[Dataset records]
-*-

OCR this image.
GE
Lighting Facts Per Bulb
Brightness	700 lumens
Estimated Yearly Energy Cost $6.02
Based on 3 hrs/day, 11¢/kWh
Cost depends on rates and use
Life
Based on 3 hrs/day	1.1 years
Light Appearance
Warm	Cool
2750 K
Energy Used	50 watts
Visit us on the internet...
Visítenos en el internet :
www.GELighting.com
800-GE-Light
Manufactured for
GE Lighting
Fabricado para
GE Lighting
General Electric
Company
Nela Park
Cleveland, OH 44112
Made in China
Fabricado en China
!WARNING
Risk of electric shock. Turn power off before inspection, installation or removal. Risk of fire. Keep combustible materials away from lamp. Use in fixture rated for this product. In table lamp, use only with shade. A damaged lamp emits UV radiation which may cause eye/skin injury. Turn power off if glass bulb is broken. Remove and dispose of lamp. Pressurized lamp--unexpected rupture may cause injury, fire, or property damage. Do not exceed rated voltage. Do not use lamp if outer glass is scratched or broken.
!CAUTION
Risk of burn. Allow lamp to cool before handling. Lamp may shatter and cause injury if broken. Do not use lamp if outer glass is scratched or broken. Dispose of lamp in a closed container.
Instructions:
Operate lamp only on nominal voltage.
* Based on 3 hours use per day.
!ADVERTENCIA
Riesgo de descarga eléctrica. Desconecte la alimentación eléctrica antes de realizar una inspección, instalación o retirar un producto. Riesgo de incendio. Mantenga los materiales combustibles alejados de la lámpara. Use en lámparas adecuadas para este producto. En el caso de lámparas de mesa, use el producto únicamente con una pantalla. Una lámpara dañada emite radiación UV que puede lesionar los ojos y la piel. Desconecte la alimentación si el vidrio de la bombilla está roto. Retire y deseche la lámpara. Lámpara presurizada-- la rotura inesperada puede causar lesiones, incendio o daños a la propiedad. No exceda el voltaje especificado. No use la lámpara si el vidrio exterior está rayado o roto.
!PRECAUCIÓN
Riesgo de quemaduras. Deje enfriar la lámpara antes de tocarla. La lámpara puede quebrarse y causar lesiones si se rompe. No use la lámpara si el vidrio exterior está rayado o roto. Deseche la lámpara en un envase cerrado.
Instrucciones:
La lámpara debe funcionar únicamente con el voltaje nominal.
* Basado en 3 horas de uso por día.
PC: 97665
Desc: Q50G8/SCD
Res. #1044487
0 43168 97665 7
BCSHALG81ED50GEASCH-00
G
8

-*-

Written instruction: From the listing above, copy every line that holds the string "before".

Solution for this task:
Risk of electric shock. Turn power off before inspection, installation or removal. Risk of fire. Keep combustible materials away from lamp. Use in fixture rated for this product. In table lamp, use only with shade. A damaged lamp emits UV radiation which may cause eye/skin injury. Turn power off if glass bulb is broken. Remove and dispose of lamp. Pressurized lamp--unexpected rupture may cause injury, fire, or property damage. Do not exceed rated voltage. Do not use lamp if outer glass is scratched or broken.
Risk of burn. Allow lamp to cool before handling. Lamp may shatter and cause injury if broken. Do not use lamp if outer glass is scratched or broken. Dispose of lamp in a closed container.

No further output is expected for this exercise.